• [Material supplied]
———
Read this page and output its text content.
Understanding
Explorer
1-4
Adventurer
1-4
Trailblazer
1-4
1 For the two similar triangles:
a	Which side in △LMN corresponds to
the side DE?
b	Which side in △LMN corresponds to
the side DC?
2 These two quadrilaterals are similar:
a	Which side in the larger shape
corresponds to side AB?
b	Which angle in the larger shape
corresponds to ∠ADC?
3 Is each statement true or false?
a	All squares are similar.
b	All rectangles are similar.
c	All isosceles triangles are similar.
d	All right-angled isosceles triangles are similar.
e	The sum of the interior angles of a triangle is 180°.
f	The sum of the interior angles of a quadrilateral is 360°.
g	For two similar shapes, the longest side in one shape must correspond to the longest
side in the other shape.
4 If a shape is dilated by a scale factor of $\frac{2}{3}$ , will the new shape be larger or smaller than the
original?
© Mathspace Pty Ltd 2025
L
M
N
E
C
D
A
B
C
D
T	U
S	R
———
• [Task statement]
Copy every line verbatim.

• [Response]
Read this page and output its text content.
Understanding
Explorer
1-4
Adventurer
1-4
Trailblazer
1-4
1 For the two similar triangles:
a	Which side in △LMN corresponds to
the side DE?
b	Which side in △LMN corresponds to
the side DC?
2 These two quadrilaterals are similar:
a	Which side in the larger shape
corresponds to side AB?
b	Which angle in the larger shape
corresponds to ∠ADC?
3 Is each statement true or false?
a	All squares are similar.
b	All rectangles are similar.
c	All isosceles triangles are similar.
d	All right-angled isosceles triangles are similar.
e	The sum of the interior angles of a triangle is 180°.
f	The sum of the interior angles of a quadrilateral is 360°.
g	For two similar shapes, the longest side in one shape must correspond to the longest
side in the other shape.
4 If a shape is dilated by a scale factor of $\frac{2}{3}$ , will the new shape be larger or smaller than the
original?
© Mathspace Pty Ltd 2025
L
M
N
E
C
D
A
B
C
D
T	U
S	R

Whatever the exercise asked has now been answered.